Stored data:

┌──

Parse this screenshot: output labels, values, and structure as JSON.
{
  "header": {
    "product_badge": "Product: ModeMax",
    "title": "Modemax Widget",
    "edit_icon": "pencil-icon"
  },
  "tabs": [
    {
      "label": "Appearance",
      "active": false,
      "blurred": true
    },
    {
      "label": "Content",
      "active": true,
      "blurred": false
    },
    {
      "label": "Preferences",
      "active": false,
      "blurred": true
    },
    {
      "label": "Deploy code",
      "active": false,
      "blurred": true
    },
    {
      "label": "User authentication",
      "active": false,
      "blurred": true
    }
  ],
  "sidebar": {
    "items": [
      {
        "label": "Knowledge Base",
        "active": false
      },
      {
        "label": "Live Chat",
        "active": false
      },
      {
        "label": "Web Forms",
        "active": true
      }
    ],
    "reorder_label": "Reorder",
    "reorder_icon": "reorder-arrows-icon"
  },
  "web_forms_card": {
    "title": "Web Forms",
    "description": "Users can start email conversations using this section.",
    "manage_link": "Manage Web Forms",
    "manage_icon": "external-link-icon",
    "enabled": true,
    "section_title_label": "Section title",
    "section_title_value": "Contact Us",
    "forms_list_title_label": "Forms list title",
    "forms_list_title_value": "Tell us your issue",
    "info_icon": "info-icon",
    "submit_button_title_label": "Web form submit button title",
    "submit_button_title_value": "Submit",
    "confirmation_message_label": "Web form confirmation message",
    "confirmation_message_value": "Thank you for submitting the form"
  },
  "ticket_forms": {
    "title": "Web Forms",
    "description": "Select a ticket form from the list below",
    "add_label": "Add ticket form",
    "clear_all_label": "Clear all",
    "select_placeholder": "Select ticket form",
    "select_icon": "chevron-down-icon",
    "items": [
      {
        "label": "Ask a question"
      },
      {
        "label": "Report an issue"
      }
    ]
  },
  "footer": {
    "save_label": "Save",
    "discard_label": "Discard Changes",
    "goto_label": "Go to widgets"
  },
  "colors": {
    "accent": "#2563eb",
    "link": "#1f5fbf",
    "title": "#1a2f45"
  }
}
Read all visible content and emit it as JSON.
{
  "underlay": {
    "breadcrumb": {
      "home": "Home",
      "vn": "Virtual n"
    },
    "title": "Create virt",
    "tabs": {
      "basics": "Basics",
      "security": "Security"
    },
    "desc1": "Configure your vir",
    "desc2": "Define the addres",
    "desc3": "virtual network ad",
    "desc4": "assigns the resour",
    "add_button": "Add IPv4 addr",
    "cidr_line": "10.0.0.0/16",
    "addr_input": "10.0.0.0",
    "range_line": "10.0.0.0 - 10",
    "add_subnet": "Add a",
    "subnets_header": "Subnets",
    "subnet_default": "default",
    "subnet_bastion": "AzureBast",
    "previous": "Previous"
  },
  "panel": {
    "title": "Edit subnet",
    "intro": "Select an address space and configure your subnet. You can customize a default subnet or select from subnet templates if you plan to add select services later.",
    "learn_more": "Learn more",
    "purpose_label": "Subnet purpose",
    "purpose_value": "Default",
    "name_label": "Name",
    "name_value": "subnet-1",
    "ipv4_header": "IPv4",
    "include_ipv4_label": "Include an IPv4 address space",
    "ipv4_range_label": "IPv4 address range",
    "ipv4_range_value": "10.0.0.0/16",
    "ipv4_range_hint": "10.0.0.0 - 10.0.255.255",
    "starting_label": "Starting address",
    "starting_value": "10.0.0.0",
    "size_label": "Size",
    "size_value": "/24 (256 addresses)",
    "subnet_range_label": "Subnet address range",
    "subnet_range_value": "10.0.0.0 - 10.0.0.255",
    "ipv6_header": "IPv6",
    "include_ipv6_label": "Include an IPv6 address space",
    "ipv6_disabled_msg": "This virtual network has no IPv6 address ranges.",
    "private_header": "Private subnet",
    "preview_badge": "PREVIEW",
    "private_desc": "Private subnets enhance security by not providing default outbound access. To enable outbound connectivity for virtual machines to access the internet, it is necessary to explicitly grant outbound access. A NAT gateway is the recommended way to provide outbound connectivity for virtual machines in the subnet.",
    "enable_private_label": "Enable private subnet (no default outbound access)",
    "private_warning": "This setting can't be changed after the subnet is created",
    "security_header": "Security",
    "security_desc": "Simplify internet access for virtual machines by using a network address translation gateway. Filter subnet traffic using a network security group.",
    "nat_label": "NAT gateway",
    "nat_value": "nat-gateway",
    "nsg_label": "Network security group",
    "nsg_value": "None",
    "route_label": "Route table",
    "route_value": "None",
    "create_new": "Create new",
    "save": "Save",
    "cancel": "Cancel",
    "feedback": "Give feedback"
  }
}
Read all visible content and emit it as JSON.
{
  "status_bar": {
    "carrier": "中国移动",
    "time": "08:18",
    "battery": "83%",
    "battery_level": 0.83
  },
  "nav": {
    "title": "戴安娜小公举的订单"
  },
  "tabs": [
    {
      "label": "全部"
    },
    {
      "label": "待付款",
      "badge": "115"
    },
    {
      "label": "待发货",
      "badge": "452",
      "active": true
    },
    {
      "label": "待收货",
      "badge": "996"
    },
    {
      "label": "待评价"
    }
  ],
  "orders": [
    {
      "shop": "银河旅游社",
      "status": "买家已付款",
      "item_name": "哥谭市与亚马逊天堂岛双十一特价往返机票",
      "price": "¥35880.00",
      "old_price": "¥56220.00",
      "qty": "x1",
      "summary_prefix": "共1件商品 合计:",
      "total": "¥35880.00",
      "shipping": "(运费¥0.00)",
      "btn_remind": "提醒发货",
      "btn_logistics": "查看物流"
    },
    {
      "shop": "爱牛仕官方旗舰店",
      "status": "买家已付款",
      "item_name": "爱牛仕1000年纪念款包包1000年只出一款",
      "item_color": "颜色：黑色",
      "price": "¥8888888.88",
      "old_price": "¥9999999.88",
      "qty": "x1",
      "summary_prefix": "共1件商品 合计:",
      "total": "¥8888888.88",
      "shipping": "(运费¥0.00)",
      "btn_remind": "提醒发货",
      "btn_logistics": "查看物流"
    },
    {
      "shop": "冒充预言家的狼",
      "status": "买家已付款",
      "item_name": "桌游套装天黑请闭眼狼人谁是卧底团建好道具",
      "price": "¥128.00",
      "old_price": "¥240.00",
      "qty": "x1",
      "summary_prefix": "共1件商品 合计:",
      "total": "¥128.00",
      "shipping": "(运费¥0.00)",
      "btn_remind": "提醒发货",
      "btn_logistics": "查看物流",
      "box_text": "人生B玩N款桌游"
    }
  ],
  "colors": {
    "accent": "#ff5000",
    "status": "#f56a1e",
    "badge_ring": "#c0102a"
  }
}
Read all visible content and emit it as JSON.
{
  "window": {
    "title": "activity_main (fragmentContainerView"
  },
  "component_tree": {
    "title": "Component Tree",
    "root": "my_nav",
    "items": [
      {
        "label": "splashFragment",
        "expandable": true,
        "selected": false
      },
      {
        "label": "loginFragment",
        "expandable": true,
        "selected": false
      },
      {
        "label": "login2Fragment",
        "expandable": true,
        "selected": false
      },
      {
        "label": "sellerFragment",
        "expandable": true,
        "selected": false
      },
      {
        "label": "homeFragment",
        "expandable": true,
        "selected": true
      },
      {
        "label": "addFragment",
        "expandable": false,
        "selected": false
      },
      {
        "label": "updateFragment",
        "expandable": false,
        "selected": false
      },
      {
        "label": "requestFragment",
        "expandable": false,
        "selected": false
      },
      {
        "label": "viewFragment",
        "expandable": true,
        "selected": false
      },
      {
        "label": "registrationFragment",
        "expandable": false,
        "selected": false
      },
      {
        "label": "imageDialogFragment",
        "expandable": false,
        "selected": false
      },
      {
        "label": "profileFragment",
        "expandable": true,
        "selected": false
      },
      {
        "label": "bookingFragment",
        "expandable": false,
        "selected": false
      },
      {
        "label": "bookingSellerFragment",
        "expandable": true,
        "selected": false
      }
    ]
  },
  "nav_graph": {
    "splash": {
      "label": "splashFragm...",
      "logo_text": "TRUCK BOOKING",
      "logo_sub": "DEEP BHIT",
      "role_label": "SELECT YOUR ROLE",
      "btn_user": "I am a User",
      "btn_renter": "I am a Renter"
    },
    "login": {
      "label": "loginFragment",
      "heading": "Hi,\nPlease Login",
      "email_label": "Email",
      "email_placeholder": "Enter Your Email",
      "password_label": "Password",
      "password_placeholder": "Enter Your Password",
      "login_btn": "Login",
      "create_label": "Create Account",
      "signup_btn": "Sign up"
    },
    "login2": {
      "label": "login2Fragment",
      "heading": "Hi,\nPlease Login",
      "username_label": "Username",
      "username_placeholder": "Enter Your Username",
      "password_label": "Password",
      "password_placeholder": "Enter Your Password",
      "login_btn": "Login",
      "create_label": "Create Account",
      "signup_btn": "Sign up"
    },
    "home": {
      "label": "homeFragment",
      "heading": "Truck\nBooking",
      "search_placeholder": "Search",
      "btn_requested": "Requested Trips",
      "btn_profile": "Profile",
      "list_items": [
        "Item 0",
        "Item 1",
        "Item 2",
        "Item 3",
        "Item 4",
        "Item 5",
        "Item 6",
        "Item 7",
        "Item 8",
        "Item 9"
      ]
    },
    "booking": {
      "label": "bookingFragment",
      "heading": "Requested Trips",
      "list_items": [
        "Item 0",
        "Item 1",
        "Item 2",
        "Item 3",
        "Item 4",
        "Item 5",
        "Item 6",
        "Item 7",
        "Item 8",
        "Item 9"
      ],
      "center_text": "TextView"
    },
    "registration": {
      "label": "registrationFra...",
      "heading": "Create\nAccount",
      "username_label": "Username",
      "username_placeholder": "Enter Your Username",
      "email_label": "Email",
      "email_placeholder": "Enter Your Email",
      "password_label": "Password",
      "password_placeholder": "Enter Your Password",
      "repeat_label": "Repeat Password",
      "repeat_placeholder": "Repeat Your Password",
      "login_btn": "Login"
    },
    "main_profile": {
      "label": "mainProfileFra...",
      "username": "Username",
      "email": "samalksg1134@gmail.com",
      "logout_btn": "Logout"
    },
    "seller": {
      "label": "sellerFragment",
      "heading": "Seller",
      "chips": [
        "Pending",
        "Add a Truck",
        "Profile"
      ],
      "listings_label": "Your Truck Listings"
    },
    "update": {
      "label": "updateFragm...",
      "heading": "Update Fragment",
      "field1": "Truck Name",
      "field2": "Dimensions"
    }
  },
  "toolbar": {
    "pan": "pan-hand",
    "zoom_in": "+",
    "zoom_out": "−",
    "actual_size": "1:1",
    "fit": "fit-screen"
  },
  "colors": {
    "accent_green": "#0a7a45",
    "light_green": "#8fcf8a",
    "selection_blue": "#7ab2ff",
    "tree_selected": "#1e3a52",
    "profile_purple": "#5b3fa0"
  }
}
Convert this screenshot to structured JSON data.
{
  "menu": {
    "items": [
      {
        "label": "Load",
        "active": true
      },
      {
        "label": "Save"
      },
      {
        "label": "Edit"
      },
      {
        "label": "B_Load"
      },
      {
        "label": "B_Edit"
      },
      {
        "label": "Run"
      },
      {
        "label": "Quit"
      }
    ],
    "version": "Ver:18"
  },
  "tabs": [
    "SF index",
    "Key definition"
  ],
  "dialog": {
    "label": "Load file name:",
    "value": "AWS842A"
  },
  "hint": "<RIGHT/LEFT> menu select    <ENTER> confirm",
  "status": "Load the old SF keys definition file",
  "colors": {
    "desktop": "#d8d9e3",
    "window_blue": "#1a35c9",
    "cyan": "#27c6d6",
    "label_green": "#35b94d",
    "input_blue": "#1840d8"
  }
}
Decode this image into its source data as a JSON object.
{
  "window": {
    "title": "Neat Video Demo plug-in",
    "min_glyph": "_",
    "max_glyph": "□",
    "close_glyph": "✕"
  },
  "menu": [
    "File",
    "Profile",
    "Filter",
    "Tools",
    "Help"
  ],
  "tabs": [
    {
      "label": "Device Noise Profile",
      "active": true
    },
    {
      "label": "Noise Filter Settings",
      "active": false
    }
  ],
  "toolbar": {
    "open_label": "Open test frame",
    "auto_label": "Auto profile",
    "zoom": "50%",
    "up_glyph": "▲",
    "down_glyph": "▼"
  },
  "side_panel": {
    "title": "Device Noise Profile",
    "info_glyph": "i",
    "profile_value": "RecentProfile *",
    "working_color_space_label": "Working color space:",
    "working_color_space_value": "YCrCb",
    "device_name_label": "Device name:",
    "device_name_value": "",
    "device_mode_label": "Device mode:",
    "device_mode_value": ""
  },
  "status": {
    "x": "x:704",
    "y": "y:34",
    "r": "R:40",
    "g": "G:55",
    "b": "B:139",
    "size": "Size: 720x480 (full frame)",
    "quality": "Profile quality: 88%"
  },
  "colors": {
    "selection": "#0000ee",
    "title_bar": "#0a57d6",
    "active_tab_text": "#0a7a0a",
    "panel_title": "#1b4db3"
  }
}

└──

• _WHAT THE TASK ASKS_
Find the number of lines in which the word "homeFragment" occurs, and write nothing but that number.

• _REPLY TO THE TASK_
2